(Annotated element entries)
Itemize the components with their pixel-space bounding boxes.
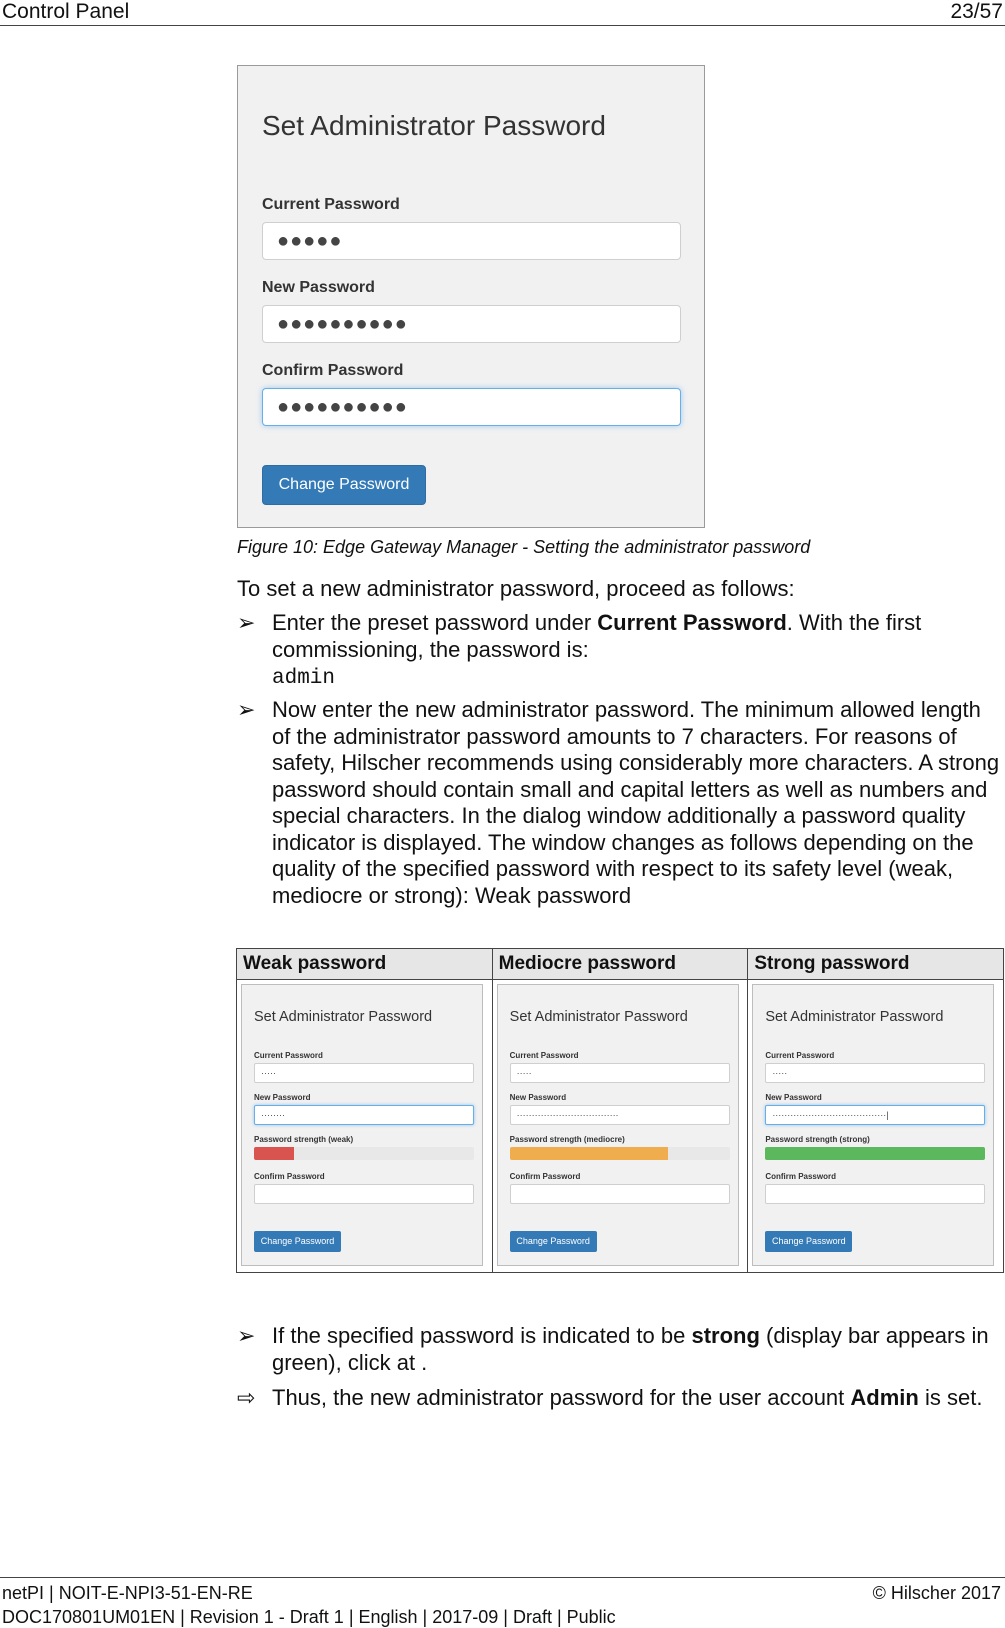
- current-password-label: Current Password: [262, 196, 400, 213]
- table-header-strong: Strong password: [748, 949, 1004, 980]
- footer-copyright: © Hilscher 2017: [872, 1583, 1001, 1603]
- strong-password-screenshot: Set Administrator Password Current Password ····· New Password ······································| Password strength (strong) Confirm Password Change Password: [752, 984, 994, 1266]
- table-header-mediocre: Mediocre password: [492, 949, 748, 980]
- current-password-input[interactable]: ●●●●●: [262, 222, 681, 260]
- arrow-bullet-icon: ➢: [237, 697, 256, 722]
- page-footer: [0, 1577, 1005, 1627]
- new-password-label: New Password: [262, 279, 375, 296]
- default-password-code: admin: [272, 667, 336, 690]
- header-page-number: 23/57: [950, 0, 1003, 23]
- header-section: Control Panel: [2, 0, 130, 23]
- page-header: [0, 0, 1005, 26]
- intro-text: To set a new administrator password, proceed as follows:: [237, 576, 795, 601]
- confirm-password-label: Confirm Password: [262, 362, 404, 379]
- figure-caption: Figure 10: Edge Gateway Manager - Setting the administrator password: [237, 537, 811, 557]
- strength-bar: [765, 1147, 985, 1160]
- footer-revision: DOC170801UM01EN | Revision 1 - Draft 1 | English | 2017-09 | Draft | Public: [2, 1607, 616, 1627]
- password-strength-table: [236, 948, 1004, 1273]
- footer-doc-id: netPI | NOIT-E-NPI3-51-EN-RE: [2, 1583, 253, 1603]
- strength-bar: [510, 1147, 730, 1160]
- table-header-weak: Weak password: [237, 949, 493, 980]
- new-password-input[interactable]: ●●●●●●●●●●: [262, 305, 681, 343]
- arrow-bullet-icon: ➢: [237, 610, 256, 635]
- confirm-password-input[interactable]: ●●●●●●●●●●: [262, 388, 681, 426]
- password-dialog-screenshot: [237, 65, 705, 528]
- change-password-button[interactable]: Change Password: [262, 465, 426, 505]
- arrow-bullet-icon: ➢: [237, 1323, 256, 1348]
- mediocre-password-screenshot: Set Administrator Password Current Password ····· New Password ·································· Password strength (mediocre) Confirm Password Change Password: [497, 984, 739, 1266]
- dialog-title: Set Administrator Password: [262, 110, 606, 141]
- weak-password-screenshot: Set Administrator Password Current Password ····· New Password ········ Password strength (weak) Confirm Password Change Password: [241, 984, 483, 1266]
- result-arrow-icon: ⇨: [237, 1385, 256, 1410]
- strength-bar: [254, 1147, 474, 1160]
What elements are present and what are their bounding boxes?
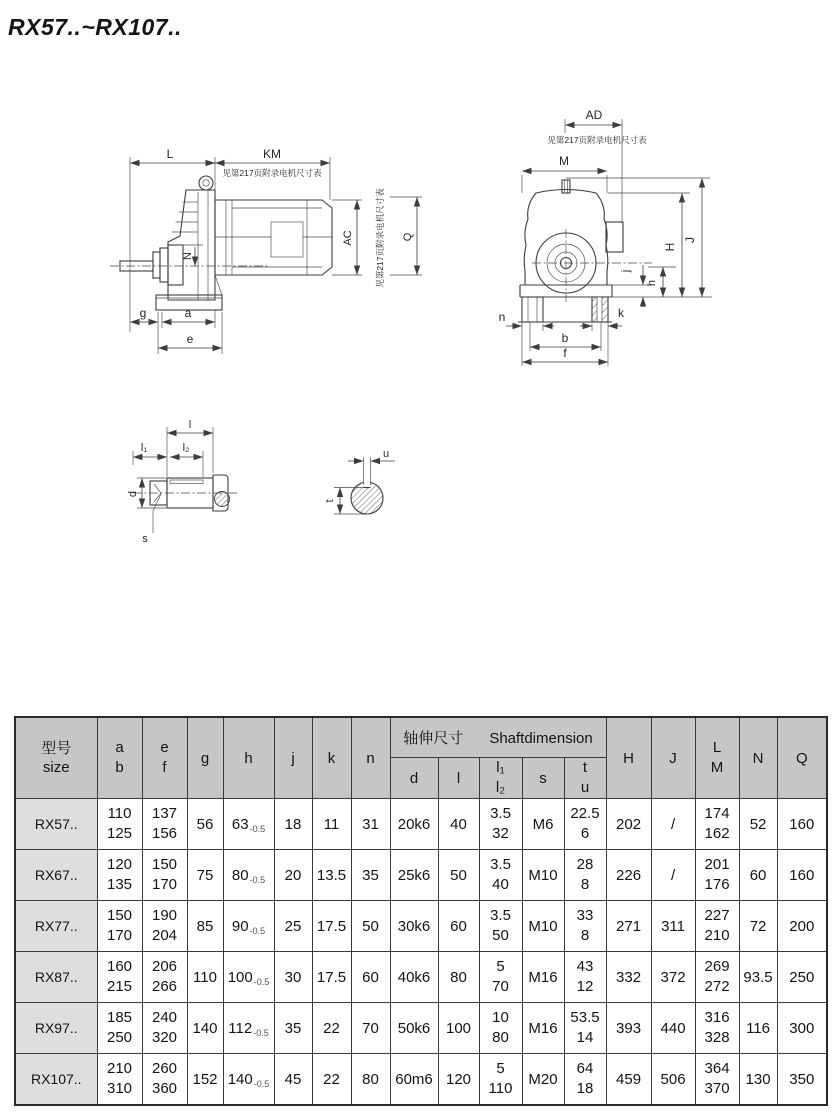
cell-l1l2: 3.5 50 [479,901,522,952]
dim-label-h: h [646,279,658,287]
dim-label-l1: l₁ [140,442,148,454]
header-M: M [710,759,724,776]
cell-N: 60 [739,850,777,901]
cell-s: M10 [522,901,564,952]
cell-H: 393 [606,1003,651,1054]
cell-LM: 227 210 [695,901,739,952]
table-row [15,1054,827,1106]
shaft-section-drawing [320,445,425,530]
cell-l: 50 [438,850,479,901]
cell-k: 11 [312,799,351,850]
cell-k: 17.5 [312,952,351,1003]
header-ab [97,717,142,799]
cell-N: 72 [739,901,777,952]
cell-k: 17.5 [312,901,351,952]
cell-J: 506 [651,1054,695,1106]
cell-size: RX67.. [15,850,97,901]
cell-H: 226 [606,850,651,901]
cell-l1l2: 5 70 [479,952,522,1003]
cell-size: RX57.. [15,799,97,850]
cell-n: 70 [351,1003,390,1054]
cell-s: M20 [522,1054,564,1106]
cell-l1l2: 10 80 [479,1003,522,1054]
cell-N: 116 [739,1003,777,1054]
cell-h: $80_{-0.5}$ [223,850,274,901]
cell-Q: 160 [777,850,827,901]
cell-g: 110 [187,952,223,1003]
cell-J: / [651,799,695,850]
header-L: L [712,739,722,756]
cell-s: M16 [522,1003,564,1054]
header-H: H [606,717,651,799]
cell-g: 56 [187,799,223,850]
header-ef [142,717,187,799]
cell-n: 35 [351,850,390,901]
dim-label-KM: KM [263,147,281,161]
dim-label-d: d [127,490,139,498]
cell-n: 60 [351,952,390,1003]
cell-l: 120 [438,1054,479,1106]
cell-H: 271 [606,901,651,952]
header-h: h [223,717,274,799]
cell-d: 30k6 [390,901,438,952]
dim-label-f: f [563,346,567,360]
cell-Q: 250 [777,952,827,1003]
cell-tu: 28 8 [564,850,606,901]
cell-g: 75 [187,850,223,901]
cell-h: $112_{-0.5}$ [223,1003,274,1054]
table-row [15,952,827,1003]
header-j: j [274,717,312,799]
cell-Q: 200 [777,901,827,952]
cell-d: 50k6 [390,1003,438,1054]
dim-label-Q: Q [402,232,414,242]
cell-N: 130 [739,1054,777,1106]
cell-k: 22 [312,1054,351,1106]
cell-size: RX107.. [15,1054,97,1106]
header-b: b [115,759,124,776]
cell-LM: 269 272 [695,952,739,1003]
cell-l1l2: 3.5 40 [479,850,522,901]
dim-label-H: H [663,242,677,252]
cell-l: 60 [438,901,479,952]
side-view-drawing [100,140,440,362]
header-t: t [582,759,588,776]
cell-N: 52 [739,799,777,850]
cell-h: $140_{-0.5}$ [223,1054,274,1106]
cell-tu: 33 8 [564,901,606,952]
cell-LM: 364 370 [695,1054,739,1106]
cell-J: 311 [651,901,695,952]
page-title: RX57..~RX107.. [8,14,182,40]
table-row [15,850,827,901]
header-Q: Q [777,717,827,799]
dim-label-e: e [186,332,194,346]
cell-g: 140 [187,1003,223,1054]
cell-size: RX77.. [15,901,97,952]
header-s: s [522,758,564,799]
header-k: k [312,717,351,799]
table-row [15,901,827,952]
header-tu [564,758,606,799]
header-l1l2 [479,758,522,799]
header-f: f [162,759,167,776]
cell-j: 20 [274,850,312,901]
cell-g: 152 [187,1054,223,1106]
header-N: N [739,717,777,799]
dim-label-j: j [620,269,632,273]
cell-l1l2: 5 110 [479,1054,522,1106]
dim-label-a: a [184,306,192,320]
table-row [15,1003,827,1054]
cell-LM: 316 328 [695,1003,739,1054]
dim-label-AD: AD [585,108,603,122]
cell-k: 13.5 [312,850,351,901]
cell-ab: 120 135 [97,850,142,901]
dim-label-M: M [559,154,569,168]
cell-n: 80 [351,1054,390,1106]
header-J: J [651,717,695,799]
dim-label-AC: AC [342,230,354,246]
cell-ef: 240 320 [142,1003,187,1054]
dim-label-N: N [182,252,194,260]
cell-h: $100_{-0.5}$ [223,952,274,1003]
cell-Q: 160 [777,799,827,850]
dim-label-l: l [188,419,192,431]
header-e: e [160,739,169,756]
cell-d: 60m6 [390,1054,438,1106]
cell-ef: 150 170 [142,850,187,901]
cell-l: 100 [438,1003,479,1054]
cell-j: 18 [274,799,312,850]
cell-l: 40 [438,799,479,850]
header-n: n [351,717,390,799]
cell-h: $63_{-0.5}$ [223,799,274,850]
cell-H: 332 [606,952,651,1003]
cell-ab: 210 310 [97,1054,142,1106]
cell-n: 31 [351,799,390,850]
cell-H: 202 [606,799,651,850]
cell-j: 35 [274,1003,312,1054]
cell-LM: 201 176 [695,850,739,901]
cell-LM: 174 162 [695,799,739,850]
header-shaft-cn: 轴伸尺寸 [403,730,464,747]
cell-N: 93.5 [739,952,777,1003]
cell-d: 40k6 [390,952,438,1003]
header-d: d [390,758,438,799]
table-row [15,799,827,850]
front-view-drawing [480,95,725,380]
cell-tu: 53.5 14 [564,1003,606,1054]
cell-Q: 300 [777,1003,827,1054]
motor-note-text-vertical: 见第217页附录电机尺寸表 [375,188,385,288]
cell-d: 20k6 [390,799,438,850]
header-l1: l₁ [496,759,505,776]
header-size-cn: 型号 [41,740,72,757]
cell-d: 25k6 [390,850,438,901]
cell-ab: 110 125 [97,799,142,850]
cell-J: / [651,850,695,901]
header-u: u [580,779,590,796]
header-LM [695,717,739,799]
cell-ab: 160 215 [97,952,142,1003]
cell-tu: 22.5 6 [564,799,606,850]
dimension-table [14,716,828,1106]
dim-label-g: g [139,306,147,320]
cell-s: M6 [522,799,564,850]
motor-note-text-front: 见第217页附录电机尺寸表 [547,135,647,145]
header-shaft-dimension-group [390,717,606,758]
cell-g: 85 [187,901,223,952]
cell-j: 30 [274,952,312,1003]
cell-Q: 350 [777,1054,827,1106]
cell-k: 22 [312,1003,351,1054]
cell-n: 50 [351,901,390,952]
cell-J: 372 [651,952,695,1003]
motor-note-text: 见第217页附录电机尺寸表 [222,168,322,178]
dim-label-b: b [561,331,569,345]
header-size [15,717,97,799]
cell-s: M10 [522,850,564,901]
cell-ab: 150 170 [97,901,142,952]
cell-l: 80 [438,952,479,1003]
dim-label-l2: l₂ [182,442,190,454]
cell-tu: 64 18 [564,1054,606,1106]
cell-H: 459 [606,1054,651,1106]
cell-ef: 137 156 [142,799,187,850]
dim-label-J: J [683,237,697,243]
shaft-detail-drawing [125,415,340,555]
cell-j: 45 [274,1054,312,1106]
header-a: a [115,739,124,756]
cell-J: 440 [651,1003,695,1054]
cell-ab: 185 250 [97,1003,142,1054]
cell-l1l2: 3.5 32 [479,799,522,850]
dim-label-n: n [498,310,506,324]
cell-s: M16 [522,952,564,1003]
cell-ef: 190 204 [142,901,187,952]
dim-label-s: s [142,533,148,545]
cell-size: RX87.. [15,952,97,1003]
header-l2: l₂ [495,779,506,796]
cell-tu: 43 12 [564,952,606,1003]
dim-label-t: t [324,499,336,503]
cell-h: $90_{-0.5}$ [223,901,274,952]
cell-ef: 206 266 [142,952,187,1003]
cell-j: 25 [274,901,312,952]
dim-label-k: k [618,306,624,320]
cell-size: RX97.. [15,1003,97,1054]
header-g: g [187,717,223,799]
cell-ef: 260 360 [142,1054,187,1106]
header-shaft-en: Shaftdimension [489,730,593,747]
dim-label-L: L [166,147,174,161]
header-size-en: size [42,759,70,776]
header-l: l [438,758,479,799]
dim-label-u: u [382,448,390,460]
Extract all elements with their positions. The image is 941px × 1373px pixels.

● **WORK TO BE COMPLETED**:
Starting at the line that contains "cell-l1l2: 3.5 50 [479,901,522,952]" and stopping after the line that contains "cell-LM: 227 210 [695,901,739,952]", rewrite those lines with "dim-label" replaced by "dimension-label". Keep everything else unchanged.

● **RESULT BELOW**:
cell-l1l2: 3.5 50 [479,901,522,952]
dimension-label-h: h [646,279,658,287]
dimension-label-l1: l₁ [140,442,148,454]
header-M: M [710,759,724,776]
cell-N: 60 [739,850,777,901]
cell-s: M10 [522,901,564,952]
cell-H: 393 [606,1003,651,1054]
cell-LM: 227 210 [695,901,739,952]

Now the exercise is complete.